* Recorded data
[BEGIN]

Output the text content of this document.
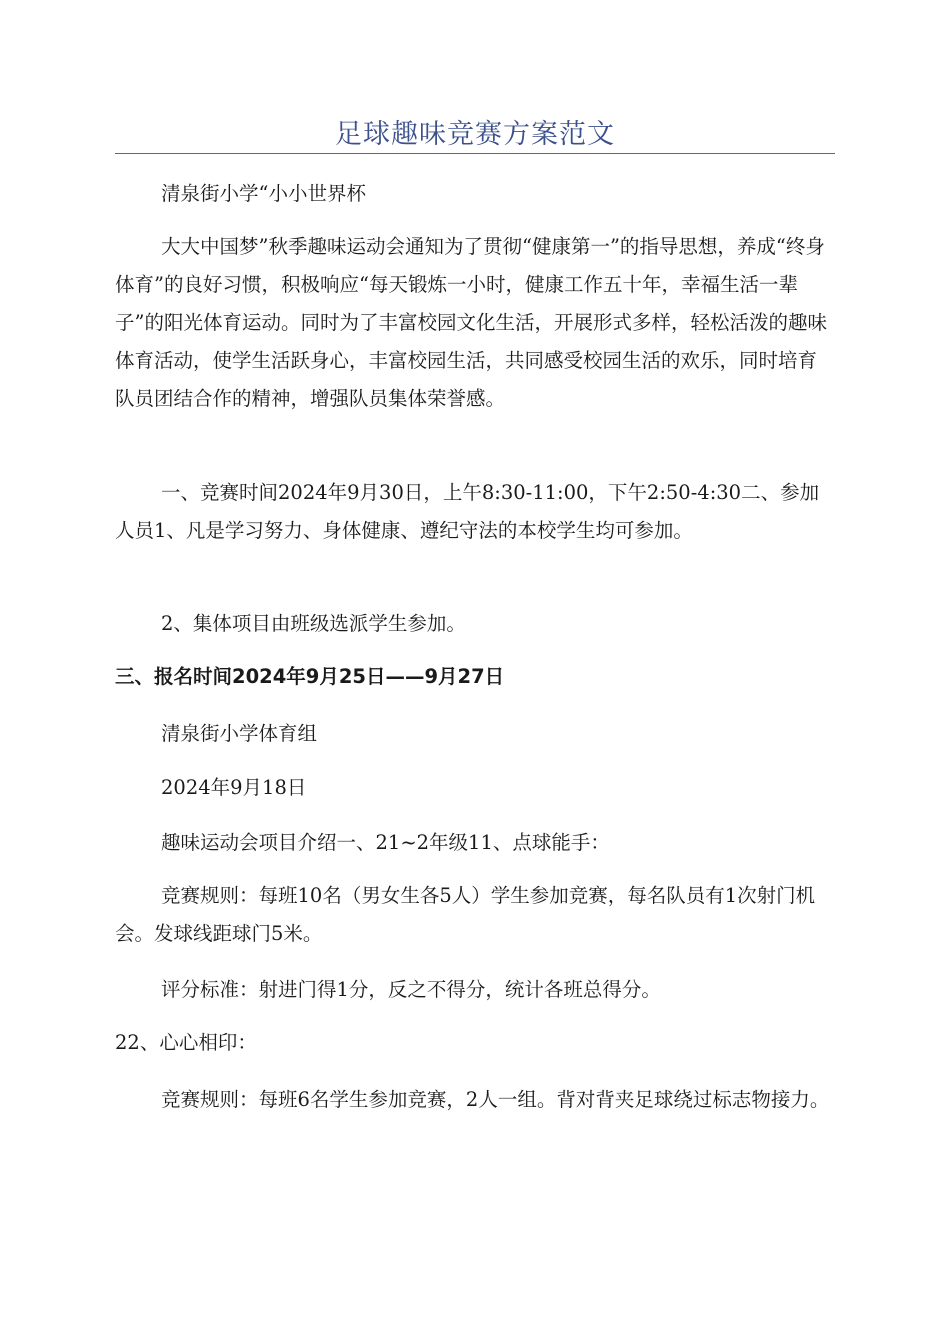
足球趣味竞赛方案范文

清泉街小学“小小世界杯

大大中国梦”秋季趣味运动会通知为了贯彻“健康第一”的指导思想，养成“终身体育”的良好习惯，积极响应“每天锻炼一小时，健康工作五十年，幸福生活一辈子”的阳光体育运动。同时为了丰富校园文化生活，开展形式多样，轻松活泼的趣味体育活动，使学生活跃身心，丰富校园生活，共同感受校园生活的欢乐，同时培育队员团结合作的精神，增强队员集体荣誉感。

一、竞赛时间2024年9月30日，上午8:30-11:00，下午2:50-4:30二、参加人员1、凡是学习努力、身体健康、遵纪守法的本校学生均可参加。

2、集体项目由班级选派学生参加。

三、报名时间2024年9月25日——9月27日

清泉街小学体育组

2024年9月18日

趣味运动会项目介绍一、21~2年级11、点球能手：

竞赛规则：每班10名（男女生各5人）学生参加竞赛，每名队员有1次射门机会。发球线距球门5米。

评分标准：射进门得1分，反之不得分，统计各班总得分。

22、心心相印：

竞赛规则：每班6名学生参加竞赛，2人一组。背对背夹足球绕过标志物接力。
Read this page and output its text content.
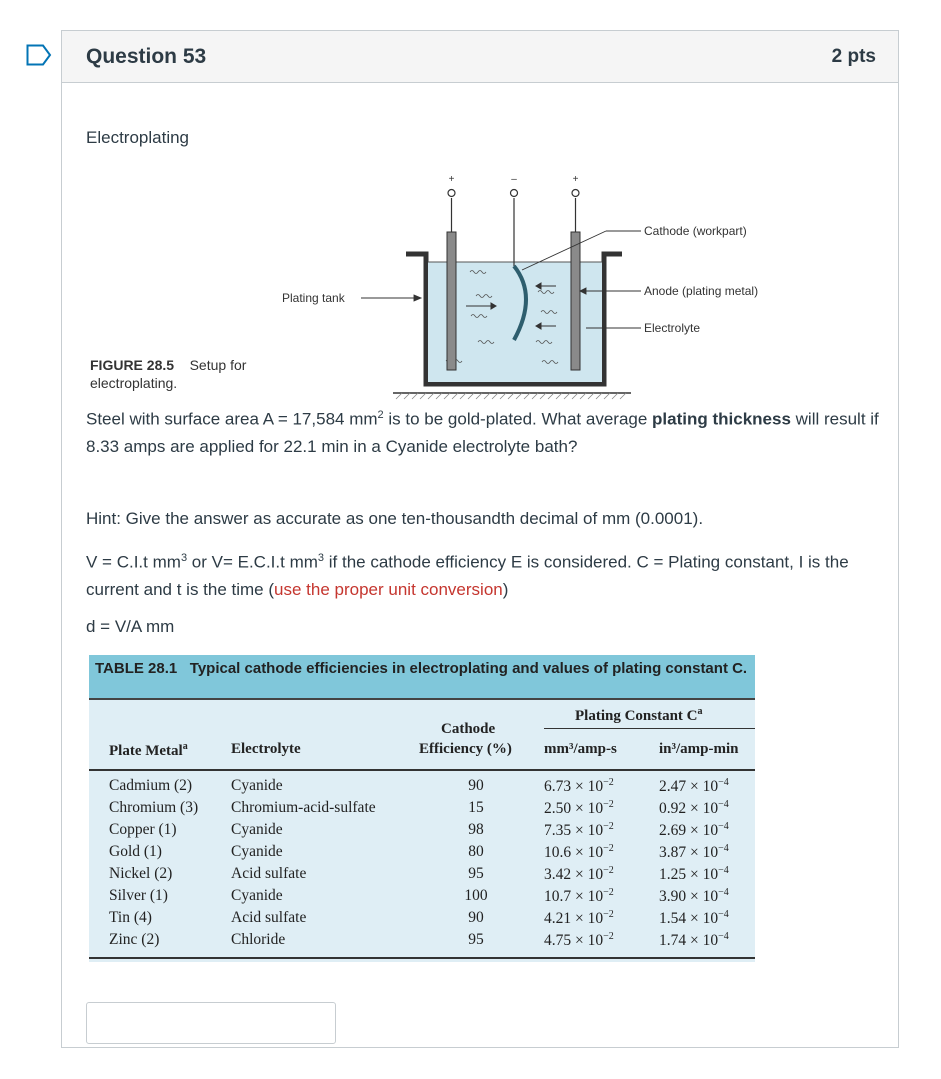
Question 53	2 pts
Electroplating
+	–	+
Plating tank
Cathode (workpart)
Anode (plating metal)
Electrolyte
FIGURE 28.5 Setup for electroplating.

Steel with surface area A = 17,584 $mm^2$ is to be gold-plated. What average plating thickness will result if 8.33 amps are applied for 22.1 min in a Cyanide electrolyte bath?

Hint: Give the answer as accurate as one ten-thousandth decimal of mm (0.0001).

V = C.I.t $mm^3$ or V= E.C.I.t $mm^3$ if the cathode efficiency E is considered. C = Plating constant, I is the current and t is the time (use the proper unit conversion)

d = V/A mm

TABLE 28.1 Typical cathode efficiencies in electroplating and values of plating constant C.
Plating Constant $C^a$
Cathode
Efficiency (%)
Plate Metal$^a$	Electrolyte	mm³/amp-s	in³/amp-min
Cadmium (2)	Cyanide	90	$6.73 \times 10^{-2}$	$2.47 \times 10^{-4}$
Chromium (3) Chromium-acid-sulfate	15	$2.50 \times 10^{-2}$	$0.92 \times 10^{-4}$
Copper (1)	Cyanide	98	$7.35 \times 10^{-2}$	$2.69 \times 10^{-4}$
Gold (1)	Cyanide	80	$10.6 \times 10^{-2}$	$3.87 \times 10^{-4}$
Nickel (2)	Acid sulfate	95	$3.42 \times 10^{-2}$	$1.25 \times 10^{-4}$
Silver (1)	Cyanide	100	$10.7 \times 10^{-2}$	$3.90 \times 10^{-4}$
Tin (4)	Acid sulfate	90	$4.21 \times 10^{-2}$	$1.54 \times 10^{-4}$
Zinc (2)	Chloride	95	$4.75 \times 10^{-2}$	$1.74 \times 10^{-4}$
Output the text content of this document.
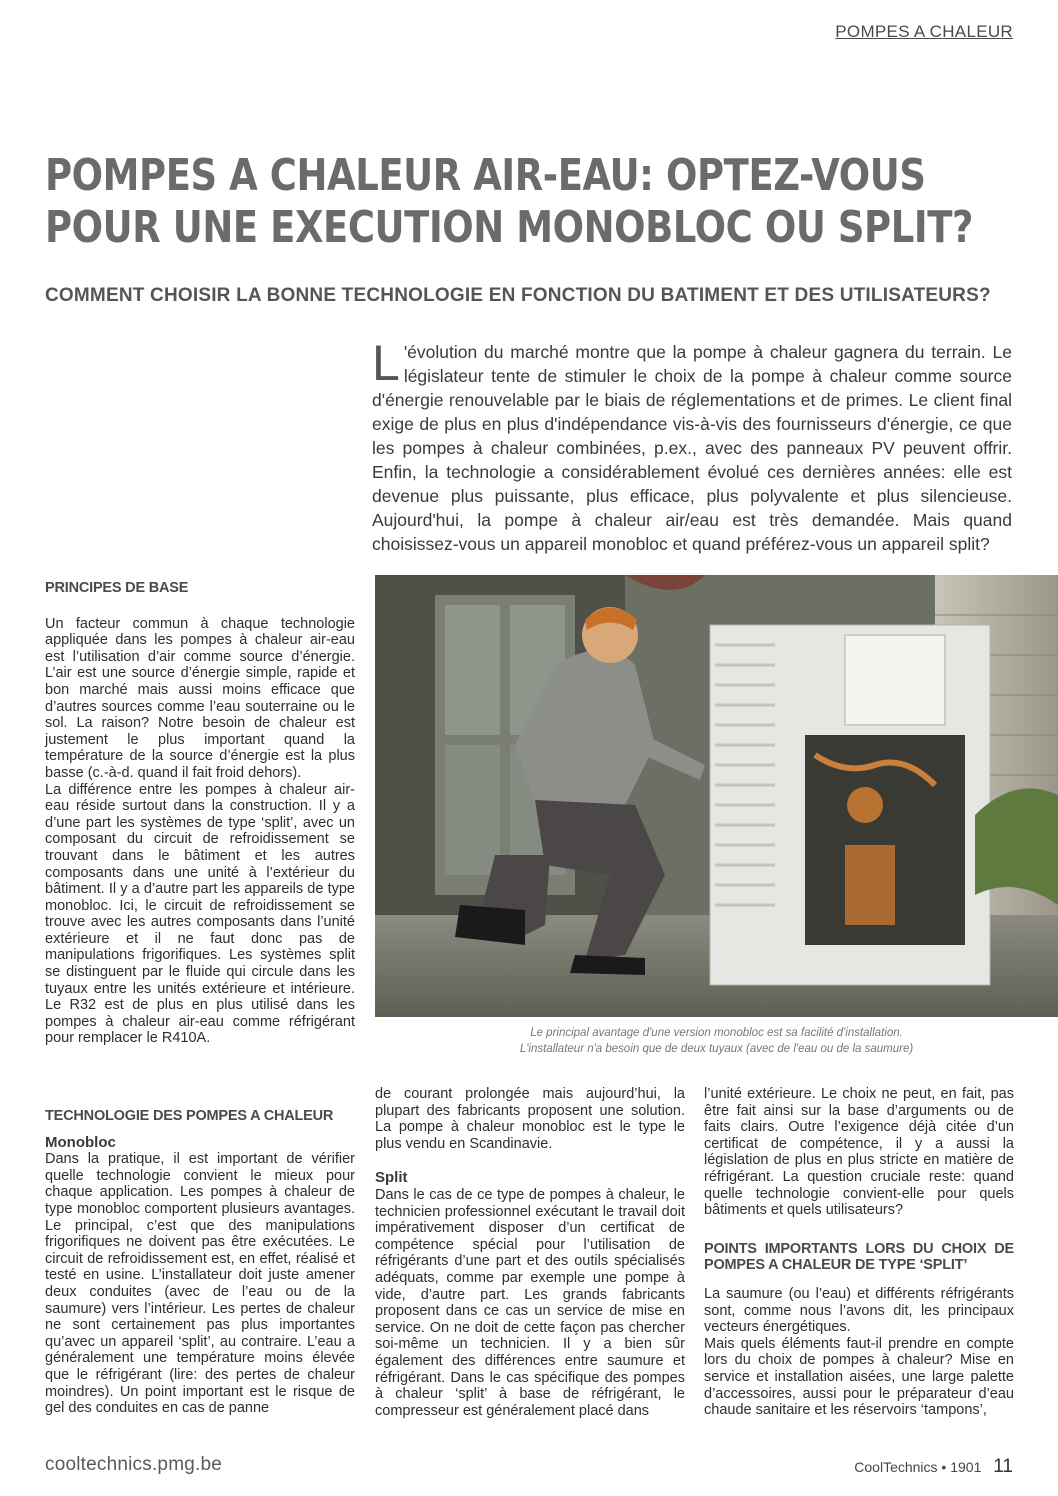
POMPES A CHALEUR
POMPES A CHALEUR AIR-EAU: OPTEZ-VOUS
POUR UNE EXECUTION MONOBLOC OU SPLIT?
COMMENT CHOISIR LA BONNE TECHNOLOGIE EN FONCTION DU BATIMENT ET DES UTILISATEURS?

L 'évolution du marché montre que la pompe à chaleur gagnera du terrain. Le législateur tente de stimuler le choix de la pompe à chaleur comme source d'énergie renouvelable par le biais de réglementations et de primes. Le client final exige de plus en plus d'indépendance vis-à-vis des fournisseurs d'énergie, ce que les pompes à chaleur combinées, p.ex., avec des panneaux PV peuvent offrir. Enfin, la technologie a considérablement évolué ces dernières années: elle est devenue plus puissante, plus efficace, plus polyvalente et plus silencieuse. Aujourd'hui, la pompe à chaleur air/eau est très demandée. Mais quand choisissez-vous un appareil monobloc et quand préférez-vous un appareil split?

PRINCIPES DE BASE

Un facteur commun à chaque technologie appliquée dans les pompes à chaleur air-eau est l’utilisation d’air comme source d’énergie. L’air est une source d’énergie simple, rapide et bon marché mais aussi moins efficace que d’autres sources comme l’eau souterraine ou le sol. La raison? Notre besoin de chaleur est justement le plus important quand la température de la source d’énergie est la plus basse (c.-à-d. quand il fait froid dehors).

La différence entre les pompes à chaleur air-eau réside surtout dans la construction. Il y a d’une part les systèmes de type ‘split’, avec un composant du circuit de refroidissement se trouvant dans le bâtiment et les autres composants dans une unité à l’extérieur du bâtiment. Il y a d’autre part les appareils de type monobloc. Ici, le circuit de refroidissement se trouve avec les autres composants dans l’unité extérieure et il ne faut donc pas de manipulations frigorifiques. Les systèmes split se distinguent par le fluide qui circule dans les tuyaux entre les unités extérieure et intérieure. Le R32 est de plus en plus utilisé dans les pompes à chaleur air-eau comme réfrigérant pour remplacer le R410A.

TECHNOLOGIE DES POMPES A CHALEUR
Monobloc

Dans la pratique, il est important de vérifier quelle technologie convient le mieux pour chaque application. Les pompes à chaleur de type monobloc comportent plusieurs avantages. Le principal, c’est que des manipulations frigorifiques ne doivent pas être exécutées. Le circuit de refroidissement est, en effet, réalisé et testé en usine. L’installateur doit juste amener deux conduites (avec de l’eau ou de la saumure) vers l’intérieur. Les pertes de chaleur ne sont certainement pas plus importantes qu’avec un appareil ‘split’, au contraire. L’eau a généralement une température moins élevée que le réfrigérant (lire: des pertes de chaleur moindres). Un point important est le risque de gel des conduites en cas de panne

Le principal avantage d'une version monobloc est sa facilité d'installation.
L'installateur n'a besoin que de deux tuyaux (avec de l'eau ou de la saumure)

de courant prolongée mais aujourd’hui, la plupart des fabricants proposent une solution. La pompe à chaleur monobloc est le type le plus vendu en Scandinavie.

Split

Dans le cas de ce type de pompes à chaleur, le technicien professionnel exécutant le travail doit impérativement disposer d’un certificat de compétence spécial pour l’utilisation de réfrigérants d’une part et des outils spécialisés adéquats, comme par exemple une pompe à vide, d’autre part. Les grands fabricants proposent dans ce cas un service de mise en service. On ne doit de cette façon pas chercher soi-même un technicien. Il y a bien sûr également des différences entre saumure et réfrigérant. Dans le cas spécifique des pompes à chaleur ‘split’ à base de réfrigérant, le compresseur est généralement placé dans

l’unité extérieure. Le choix ne peut, en fait, pas être fait ainsi sur la base d’arguments ou de faits clairs. Outre l’exigence déjà citée d’un certificat de compétence, il y a aussi la législation de plus en plus stricte en matière de réfrigérant. La question cruciale reste: quand quelle technologie convient-elle pour quels bâtiments et quels utilisateurs?

POINTS IMPORTANTS LORS DU CHOIX DE POMPES A CHALEUR DE TYPE ‘SPLIT’

La saumure (ou l’eau) et différents réfrigérants sont, comme nous l’avons dit, les principaux vecteurs énergétiques.

Mais quels éléments faut-il prendre en compte lors du choix de pompes à chaleur? Mise en service et installation aisées, une large palette d’accessoires, aussi pour le préparateur d’eau chaude sanitaire et les réservoirs ‘tampons’,

cooltechnics.pmg.be	CoolTechnics • 1901 11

[END]

* Stated goal
Collect the lines of the records that include the string "times".

* Result for this exercise
Cadmium (2)	Cyanide	90	$6.73 \times 10^{-2}$	$2.47 \times 10^{-4}$
Chromium (3) Chromium-acid-sulfate	15	$2.50 \times 10^{-2}$	$0.92 \times 10^{-4}$
Copper (1)	Cyanide	98	$7.35 \times 10^{-2}$	$2.69 \times 10^{-4}$
Gold (1)	Cyanide	80	$10.6 \times 10^{-2}$	$3.87 \times 10^{-4}$
Nickel (2)	Acid sulfate	95	$3.42 \times 10^{-2}$	$1.25 \times 10^{-4}$
Silver (1)	Cyanide	100	$10.7 \times 10^{-2}$	$3.90 \times 10^{-4}$
Tin (4)	Acid sulfate	90	$4.21 \times 10^{-2}$	$1.54 \times 10^{-4}$
Zinc (2)	Chloride	95	$4.75 \times 10^{-2}$	$1.74 \times 10^{-4}$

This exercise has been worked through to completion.